▶ **Task directions**
Skip the pictures. Quote every line below, exactly, from the one with "Serialize everything readable" through the final line.

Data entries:
==============================

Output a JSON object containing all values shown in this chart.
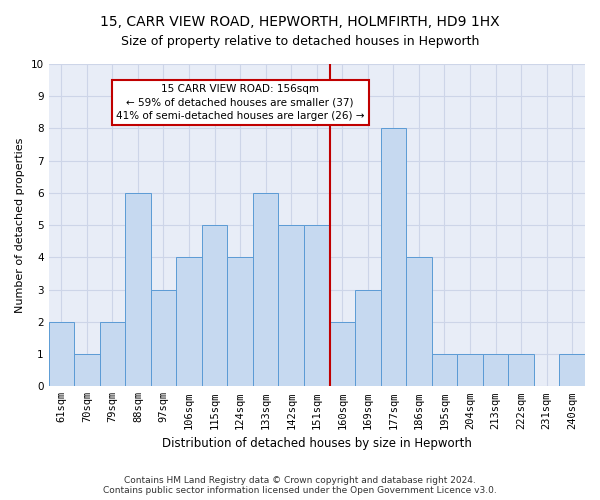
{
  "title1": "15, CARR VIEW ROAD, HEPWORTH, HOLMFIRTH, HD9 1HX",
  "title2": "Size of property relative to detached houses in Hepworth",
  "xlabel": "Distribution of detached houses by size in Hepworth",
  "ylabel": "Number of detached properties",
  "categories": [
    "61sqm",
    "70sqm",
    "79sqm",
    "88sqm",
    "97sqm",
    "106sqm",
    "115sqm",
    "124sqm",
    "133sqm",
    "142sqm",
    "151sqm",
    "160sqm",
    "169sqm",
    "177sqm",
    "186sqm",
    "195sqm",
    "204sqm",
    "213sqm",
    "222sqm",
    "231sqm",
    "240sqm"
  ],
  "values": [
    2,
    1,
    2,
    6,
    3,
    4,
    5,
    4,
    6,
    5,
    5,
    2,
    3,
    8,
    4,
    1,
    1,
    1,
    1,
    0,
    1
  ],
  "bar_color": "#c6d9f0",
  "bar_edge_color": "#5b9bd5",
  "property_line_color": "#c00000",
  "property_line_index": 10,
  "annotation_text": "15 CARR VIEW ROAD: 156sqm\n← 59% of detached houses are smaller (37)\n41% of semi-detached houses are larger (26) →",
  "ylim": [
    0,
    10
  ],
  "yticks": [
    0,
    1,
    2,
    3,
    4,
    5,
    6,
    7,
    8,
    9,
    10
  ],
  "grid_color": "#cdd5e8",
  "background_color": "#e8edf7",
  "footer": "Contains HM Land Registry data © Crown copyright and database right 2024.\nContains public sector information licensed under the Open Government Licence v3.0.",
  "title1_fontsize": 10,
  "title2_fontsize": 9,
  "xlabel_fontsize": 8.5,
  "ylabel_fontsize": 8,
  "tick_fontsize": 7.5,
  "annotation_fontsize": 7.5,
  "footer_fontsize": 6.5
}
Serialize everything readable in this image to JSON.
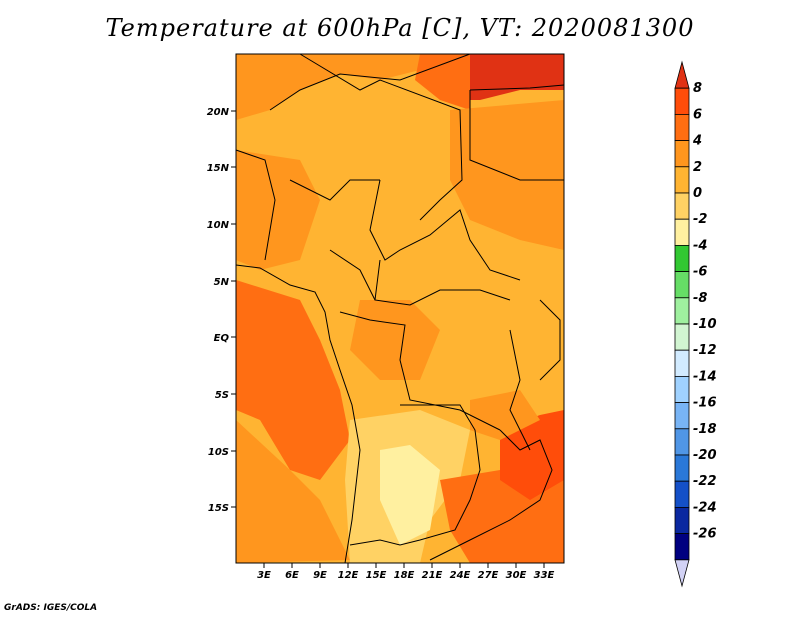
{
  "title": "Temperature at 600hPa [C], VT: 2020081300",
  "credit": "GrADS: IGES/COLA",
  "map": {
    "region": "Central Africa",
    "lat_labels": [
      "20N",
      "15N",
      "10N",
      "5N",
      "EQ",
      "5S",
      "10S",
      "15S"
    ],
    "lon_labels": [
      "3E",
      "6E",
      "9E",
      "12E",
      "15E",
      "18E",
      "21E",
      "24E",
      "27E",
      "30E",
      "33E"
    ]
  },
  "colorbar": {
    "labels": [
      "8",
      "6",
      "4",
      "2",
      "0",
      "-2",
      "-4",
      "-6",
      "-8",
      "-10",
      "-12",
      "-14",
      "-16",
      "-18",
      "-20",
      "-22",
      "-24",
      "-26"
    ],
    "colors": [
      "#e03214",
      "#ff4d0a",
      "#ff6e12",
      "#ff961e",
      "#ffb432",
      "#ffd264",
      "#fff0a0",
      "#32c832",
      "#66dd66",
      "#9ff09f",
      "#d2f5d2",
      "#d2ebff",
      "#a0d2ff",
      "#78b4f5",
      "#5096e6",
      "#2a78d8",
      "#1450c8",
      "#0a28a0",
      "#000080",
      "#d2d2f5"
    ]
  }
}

==============================

▶ **Result of the exercise**
Serialize everything readable in this image to JSON.
{
  "title": "Temperature at 600hPa [C], VT: 2020081300",
  "credit": "GrADS: IGES/COLA",
  "map": {
    "region": "Central Africa",
    "lat_labels": [
      "20N",
      "15N",
      "10N",
      "5N",
      "EQ",
      "5S",
      "10S",
      "15S"
    ],
    "lon_labels": [
      "3E",
      "6E",
      "9E",
      "12E",
      "15E",
      "18E",
      "21E",
      "24E",
      "27E",
      "30E",
      "33E"
    ]
  },
  "colorbar": {
    "labels": [
      "8",
      "6",
      "4",
      "2",
      "0",
      "-2",
      "-4",
      "-6",
      "-8",
      "-10",
      "-12",
      "-14",
      "-16",
      "-18",
      "-20",
      "-22",
      "-24",
      "-26"
    ],
    "colors": [
      "#e03214",
      "#ff4d0a",
      "#ff6e12",
      "#ff961e",
      "#ffb432",
      "#ffd264",
      "#fff0a0",
      "#32c832",
      "#66dd66",
      "#9ff09f",
      "#d2f5d2",
      "#d2ebff",
      "#a0d2ff",
      "#78b4f5",
      "#5096e6",
      "#2a78d8",
      "#1450c8",
      "#0a28a0",
      "#000080",
      "#d2d2f5"
    ]
  }
}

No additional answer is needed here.